WORK INSTRUCTIONS :: Single out the lines that include the word "digitales". Copy them.

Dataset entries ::

┄┄┄┄┄┄┄┄┄┄

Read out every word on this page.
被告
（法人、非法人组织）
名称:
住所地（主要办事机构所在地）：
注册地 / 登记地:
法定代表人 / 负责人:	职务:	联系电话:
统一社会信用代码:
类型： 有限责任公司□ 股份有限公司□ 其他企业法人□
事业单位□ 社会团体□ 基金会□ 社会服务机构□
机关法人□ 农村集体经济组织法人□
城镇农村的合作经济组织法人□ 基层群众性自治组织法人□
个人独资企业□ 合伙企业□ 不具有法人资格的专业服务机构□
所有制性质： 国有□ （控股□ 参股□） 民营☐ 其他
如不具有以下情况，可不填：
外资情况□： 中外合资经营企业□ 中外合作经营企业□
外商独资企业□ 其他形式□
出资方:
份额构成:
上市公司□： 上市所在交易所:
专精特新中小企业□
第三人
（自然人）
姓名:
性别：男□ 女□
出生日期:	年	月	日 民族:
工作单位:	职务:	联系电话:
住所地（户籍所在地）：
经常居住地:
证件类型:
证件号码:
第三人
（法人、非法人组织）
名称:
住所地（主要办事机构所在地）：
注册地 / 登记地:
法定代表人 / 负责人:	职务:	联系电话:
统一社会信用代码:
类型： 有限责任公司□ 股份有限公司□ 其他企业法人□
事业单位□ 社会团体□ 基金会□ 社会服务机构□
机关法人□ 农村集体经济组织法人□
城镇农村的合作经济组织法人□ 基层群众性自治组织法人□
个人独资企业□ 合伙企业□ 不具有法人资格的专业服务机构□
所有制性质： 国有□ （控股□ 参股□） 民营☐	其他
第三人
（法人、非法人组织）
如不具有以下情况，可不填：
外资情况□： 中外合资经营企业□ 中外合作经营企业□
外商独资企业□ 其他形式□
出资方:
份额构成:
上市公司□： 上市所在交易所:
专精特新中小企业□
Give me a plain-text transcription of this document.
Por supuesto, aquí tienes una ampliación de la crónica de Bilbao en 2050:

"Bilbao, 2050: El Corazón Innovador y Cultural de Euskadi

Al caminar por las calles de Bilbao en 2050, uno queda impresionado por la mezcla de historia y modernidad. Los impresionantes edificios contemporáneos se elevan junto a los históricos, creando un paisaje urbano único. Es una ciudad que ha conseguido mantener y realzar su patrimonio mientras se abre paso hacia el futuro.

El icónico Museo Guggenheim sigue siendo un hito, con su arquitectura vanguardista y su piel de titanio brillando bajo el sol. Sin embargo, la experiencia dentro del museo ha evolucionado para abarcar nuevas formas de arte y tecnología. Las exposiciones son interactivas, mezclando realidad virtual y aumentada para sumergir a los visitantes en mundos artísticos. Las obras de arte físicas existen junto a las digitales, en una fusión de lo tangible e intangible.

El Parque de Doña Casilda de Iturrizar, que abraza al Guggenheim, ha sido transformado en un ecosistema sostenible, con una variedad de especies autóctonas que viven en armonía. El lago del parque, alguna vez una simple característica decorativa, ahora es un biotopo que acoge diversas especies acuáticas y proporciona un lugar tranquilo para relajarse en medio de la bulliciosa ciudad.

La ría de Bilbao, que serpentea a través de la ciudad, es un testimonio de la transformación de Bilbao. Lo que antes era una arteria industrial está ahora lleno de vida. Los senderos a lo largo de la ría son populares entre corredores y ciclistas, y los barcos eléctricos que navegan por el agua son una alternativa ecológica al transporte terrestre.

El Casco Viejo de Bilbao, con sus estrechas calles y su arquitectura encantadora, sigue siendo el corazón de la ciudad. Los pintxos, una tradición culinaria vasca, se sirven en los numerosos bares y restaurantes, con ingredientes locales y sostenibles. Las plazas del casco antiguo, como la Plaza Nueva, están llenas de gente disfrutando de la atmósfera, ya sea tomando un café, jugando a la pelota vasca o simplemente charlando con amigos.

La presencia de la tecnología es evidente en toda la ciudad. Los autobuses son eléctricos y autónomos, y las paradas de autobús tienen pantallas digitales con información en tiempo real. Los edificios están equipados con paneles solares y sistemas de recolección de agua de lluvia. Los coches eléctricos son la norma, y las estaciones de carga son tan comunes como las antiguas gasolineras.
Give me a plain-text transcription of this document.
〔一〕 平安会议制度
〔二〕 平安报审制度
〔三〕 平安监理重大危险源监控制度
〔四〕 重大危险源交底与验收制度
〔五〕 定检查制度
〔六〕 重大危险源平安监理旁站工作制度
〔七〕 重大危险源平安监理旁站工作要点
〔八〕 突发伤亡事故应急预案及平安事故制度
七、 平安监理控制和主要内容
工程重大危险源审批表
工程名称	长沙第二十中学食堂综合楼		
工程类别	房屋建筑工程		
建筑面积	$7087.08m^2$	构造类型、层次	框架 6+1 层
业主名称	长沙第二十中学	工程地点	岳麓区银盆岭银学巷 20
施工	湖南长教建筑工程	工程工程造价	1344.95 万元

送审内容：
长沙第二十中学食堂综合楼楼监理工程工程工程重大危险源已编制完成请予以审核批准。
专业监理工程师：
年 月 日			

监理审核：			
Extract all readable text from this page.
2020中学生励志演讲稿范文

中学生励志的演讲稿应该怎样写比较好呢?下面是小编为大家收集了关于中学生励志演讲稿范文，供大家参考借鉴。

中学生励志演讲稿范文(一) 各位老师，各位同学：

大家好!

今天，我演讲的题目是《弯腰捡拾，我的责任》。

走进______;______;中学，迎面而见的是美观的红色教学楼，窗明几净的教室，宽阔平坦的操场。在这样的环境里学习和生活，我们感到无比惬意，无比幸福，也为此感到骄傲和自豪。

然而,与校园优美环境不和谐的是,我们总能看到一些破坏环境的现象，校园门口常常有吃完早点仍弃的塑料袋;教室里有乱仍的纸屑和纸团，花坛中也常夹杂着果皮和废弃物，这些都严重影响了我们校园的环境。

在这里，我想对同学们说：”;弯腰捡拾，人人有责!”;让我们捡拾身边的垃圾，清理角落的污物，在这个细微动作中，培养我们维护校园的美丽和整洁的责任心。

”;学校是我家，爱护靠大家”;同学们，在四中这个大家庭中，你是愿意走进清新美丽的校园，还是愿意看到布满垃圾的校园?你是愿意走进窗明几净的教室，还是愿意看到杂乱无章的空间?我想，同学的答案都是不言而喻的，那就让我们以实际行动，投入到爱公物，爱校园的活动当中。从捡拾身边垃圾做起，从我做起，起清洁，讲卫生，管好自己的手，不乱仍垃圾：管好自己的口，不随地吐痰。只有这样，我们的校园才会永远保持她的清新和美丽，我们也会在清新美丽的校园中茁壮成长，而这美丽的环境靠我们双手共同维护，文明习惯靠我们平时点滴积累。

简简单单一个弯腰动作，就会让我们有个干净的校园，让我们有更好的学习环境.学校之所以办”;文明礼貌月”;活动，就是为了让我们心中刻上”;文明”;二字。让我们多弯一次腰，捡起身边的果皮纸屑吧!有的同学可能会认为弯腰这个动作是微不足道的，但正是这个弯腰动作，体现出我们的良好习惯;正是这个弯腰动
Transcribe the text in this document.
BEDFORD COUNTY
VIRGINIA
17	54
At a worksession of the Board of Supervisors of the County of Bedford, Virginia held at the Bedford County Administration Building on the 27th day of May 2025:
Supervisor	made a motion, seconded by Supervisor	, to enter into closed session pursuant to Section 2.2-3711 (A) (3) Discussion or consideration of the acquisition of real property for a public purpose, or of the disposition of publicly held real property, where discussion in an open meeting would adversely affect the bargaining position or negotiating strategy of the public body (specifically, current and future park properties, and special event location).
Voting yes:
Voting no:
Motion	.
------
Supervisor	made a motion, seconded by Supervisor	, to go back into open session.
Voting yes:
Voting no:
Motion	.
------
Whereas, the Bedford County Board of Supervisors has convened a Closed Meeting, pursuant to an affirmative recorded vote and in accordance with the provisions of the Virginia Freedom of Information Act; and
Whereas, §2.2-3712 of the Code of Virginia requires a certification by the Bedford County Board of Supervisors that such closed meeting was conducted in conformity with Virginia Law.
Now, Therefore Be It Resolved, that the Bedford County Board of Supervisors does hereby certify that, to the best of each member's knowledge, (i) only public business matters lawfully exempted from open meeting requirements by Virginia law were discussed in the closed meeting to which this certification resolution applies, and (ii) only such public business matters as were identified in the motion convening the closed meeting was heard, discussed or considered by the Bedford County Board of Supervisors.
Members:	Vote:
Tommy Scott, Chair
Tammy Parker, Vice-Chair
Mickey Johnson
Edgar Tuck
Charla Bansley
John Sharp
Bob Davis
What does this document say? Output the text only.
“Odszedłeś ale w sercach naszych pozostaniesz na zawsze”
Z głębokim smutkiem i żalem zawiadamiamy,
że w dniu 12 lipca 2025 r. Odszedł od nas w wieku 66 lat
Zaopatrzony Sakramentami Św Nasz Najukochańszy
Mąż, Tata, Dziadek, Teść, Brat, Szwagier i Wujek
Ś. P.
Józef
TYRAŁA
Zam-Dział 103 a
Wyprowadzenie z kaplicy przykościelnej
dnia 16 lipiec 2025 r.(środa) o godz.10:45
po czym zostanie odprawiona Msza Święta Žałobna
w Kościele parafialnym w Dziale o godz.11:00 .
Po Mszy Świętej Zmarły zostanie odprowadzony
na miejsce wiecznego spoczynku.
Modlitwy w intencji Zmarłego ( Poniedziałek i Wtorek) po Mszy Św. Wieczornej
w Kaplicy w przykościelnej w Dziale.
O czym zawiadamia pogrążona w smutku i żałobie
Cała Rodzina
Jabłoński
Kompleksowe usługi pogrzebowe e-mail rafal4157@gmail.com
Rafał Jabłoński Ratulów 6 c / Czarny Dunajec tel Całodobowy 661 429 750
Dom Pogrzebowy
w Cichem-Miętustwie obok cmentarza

┄┄┄┄┄┄┄┄┄┄

ANSWER TO THIS TASK ::
El icónico Museo Guggenheim sigue siendo un hito, con su arquitectura vanguardista y su piel de titanio brillando bajo el sol. Sin embargo, la experiencia dentro del museo ha evolucionado para abarcar nuevas formas de arte y tecnología. Las exposiciones son interactivas, mezclando realidad virtual y aumentada para sumergir a los visitantes en mundos artísticos. Las obras de arte físicas existen junto a las digitales, en una fusión de lo tangible e intangible.
La presencia de la tecnología es evidente en toda la ciudad. Los autobuses son eléctricos y autónomos, y las paradas de autobús tienen pantallas digitales con información en tiempo real. Los edificios están equipados con paneles solares y sistemas de recolección de agua de lluvia. Los coches eléctricos son la norma, y las estaciones de carga son tan comunes como las antiguas gasolineras.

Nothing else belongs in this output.